Stored data
START
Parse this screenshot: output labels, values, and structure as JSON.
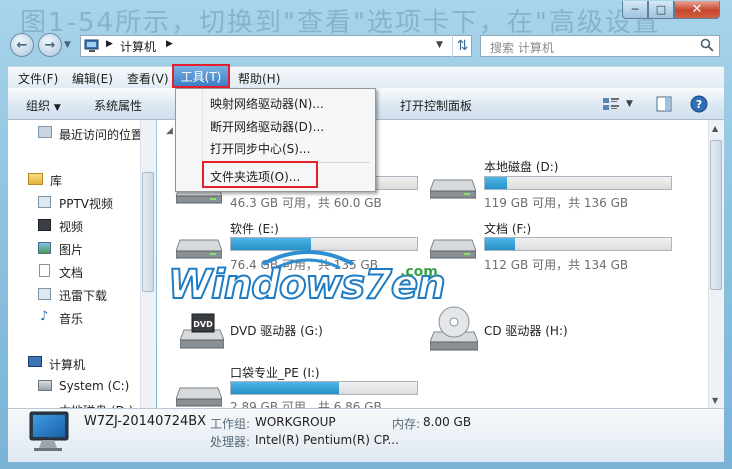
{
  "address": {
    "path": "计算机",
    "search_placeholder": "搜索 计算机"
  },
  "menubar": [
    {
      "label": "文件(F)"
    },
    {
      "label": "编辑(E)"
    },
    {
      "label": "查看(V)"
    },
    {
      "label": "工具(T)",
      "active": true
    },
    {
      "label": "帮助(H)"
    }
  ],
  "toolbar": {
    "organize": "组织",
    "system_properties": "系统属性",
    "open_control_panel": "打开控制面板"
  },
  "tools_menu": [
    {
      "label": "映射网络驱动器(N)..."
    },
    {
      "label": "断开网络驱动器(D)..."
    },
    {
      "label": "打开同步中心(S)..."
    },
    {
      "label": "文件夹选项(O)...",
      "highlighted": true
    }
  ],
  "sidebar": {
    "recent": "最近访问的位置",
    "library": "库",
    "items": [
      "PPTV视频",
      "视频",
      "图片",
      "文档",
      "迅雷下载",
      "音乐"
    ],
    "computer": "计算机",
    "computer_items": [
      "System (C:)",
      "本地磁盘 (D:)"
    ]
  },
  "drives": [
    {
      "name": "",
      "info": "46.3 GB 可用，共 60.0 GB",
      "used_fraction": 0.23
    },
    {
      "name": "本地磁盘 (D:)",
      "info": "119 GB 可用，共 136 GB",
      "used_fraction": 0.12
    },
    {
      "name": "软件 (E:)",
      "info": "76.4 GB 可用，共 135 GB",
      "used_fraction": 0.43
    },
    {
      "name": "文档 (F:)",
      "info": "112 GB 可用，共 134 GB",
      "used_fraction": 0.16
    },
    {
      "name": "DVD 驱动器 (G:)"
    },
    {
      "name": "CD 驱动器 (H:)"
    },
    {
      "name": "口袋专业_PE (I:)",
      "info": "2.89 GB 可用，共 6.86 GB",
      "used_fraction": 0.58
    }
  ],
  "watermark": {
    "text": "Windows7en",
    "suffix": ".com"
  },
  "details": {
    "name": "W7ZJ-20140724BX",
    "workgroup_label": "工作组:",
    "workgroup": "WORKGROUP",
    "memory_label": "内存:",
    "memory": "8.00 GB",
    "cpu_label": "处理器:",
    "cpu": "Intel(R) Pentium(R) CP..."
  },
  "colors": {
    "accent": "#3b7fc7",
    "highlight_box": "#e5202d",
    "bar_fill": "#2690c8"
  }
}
END
▸ **Prompt**
Work out how many lines in the records above contain the word "info", and reply with that number alone.

▸ **Answer for the task**
5